• [Supplied material]

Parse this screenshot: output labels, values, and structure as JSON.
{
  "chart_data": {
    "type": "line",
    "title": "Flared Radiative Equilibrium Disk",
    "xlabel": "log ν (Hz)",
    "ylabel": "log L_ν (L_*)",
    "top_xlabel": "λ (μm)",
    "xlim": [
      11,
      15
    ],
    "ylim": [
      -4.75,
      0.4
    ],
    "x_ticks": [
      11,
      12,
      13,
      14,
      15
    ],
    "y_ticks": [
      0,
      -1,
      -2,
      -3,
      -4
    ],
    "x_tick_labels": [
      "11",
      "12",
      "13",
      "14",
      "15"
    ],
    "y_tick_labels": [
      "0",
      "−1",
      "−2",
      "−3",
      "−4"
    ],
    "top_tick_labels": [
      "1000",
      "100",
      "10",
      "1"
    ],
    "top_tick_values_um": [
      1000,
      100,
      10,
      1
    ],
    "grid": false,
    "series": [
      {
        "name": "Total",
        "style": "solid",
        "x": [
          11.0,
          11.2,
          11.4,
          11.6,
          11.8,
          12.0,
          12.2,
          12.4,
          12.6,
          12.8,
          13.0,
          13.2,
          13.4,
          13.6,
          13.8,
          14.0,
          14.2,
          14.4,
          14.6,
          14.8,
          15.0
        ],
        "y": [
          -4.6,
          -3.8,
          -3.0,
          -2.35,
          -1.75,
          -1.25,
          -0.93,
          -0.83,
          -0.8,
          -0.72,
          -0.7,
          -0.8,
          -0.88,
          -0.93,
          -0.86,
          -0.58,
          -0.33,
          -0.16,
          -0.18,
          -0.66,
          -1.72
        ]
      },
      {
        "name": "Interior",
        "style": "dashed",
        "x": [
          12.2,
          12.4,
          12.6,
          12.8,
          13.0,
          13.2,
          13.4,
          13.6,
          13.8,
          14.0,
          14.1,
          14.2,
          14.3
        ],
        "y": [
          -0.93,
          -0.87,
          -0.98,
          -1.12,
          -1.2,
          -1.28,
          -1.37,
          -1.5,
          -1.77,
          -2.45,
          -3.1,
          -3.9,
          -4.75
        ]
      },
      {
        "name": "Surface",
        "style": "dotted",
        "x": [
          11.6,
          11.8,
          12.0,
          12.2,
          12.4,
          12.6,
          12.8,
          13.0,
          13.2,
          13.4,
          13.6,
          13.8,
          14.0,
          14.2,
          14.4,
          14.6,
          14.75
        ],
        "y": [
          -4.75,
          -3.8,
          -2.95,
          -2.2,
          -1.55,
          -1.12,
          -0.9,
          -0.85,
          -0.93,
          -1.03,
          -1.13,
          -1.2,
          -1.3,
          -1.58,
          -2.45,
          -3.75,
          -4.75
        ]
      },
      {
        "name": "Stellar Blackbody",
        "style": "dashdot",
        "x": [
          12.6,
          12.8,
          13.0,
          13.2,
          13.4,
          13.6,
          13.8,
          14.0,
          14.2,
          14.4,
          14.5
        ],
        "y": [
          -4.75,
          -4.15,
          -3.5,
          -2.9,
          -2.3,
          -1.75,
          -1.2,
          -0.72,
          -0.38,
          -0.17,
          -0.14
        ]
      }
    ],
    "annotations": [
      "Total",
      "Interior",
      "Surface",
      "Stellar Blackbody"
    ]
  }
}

• [Exercise brief]
Copy out each line of the data containing the string "Blackbody".

• [Response to the task]
        "name": "Stellar Blackbody",
      "Stellar Blackbody"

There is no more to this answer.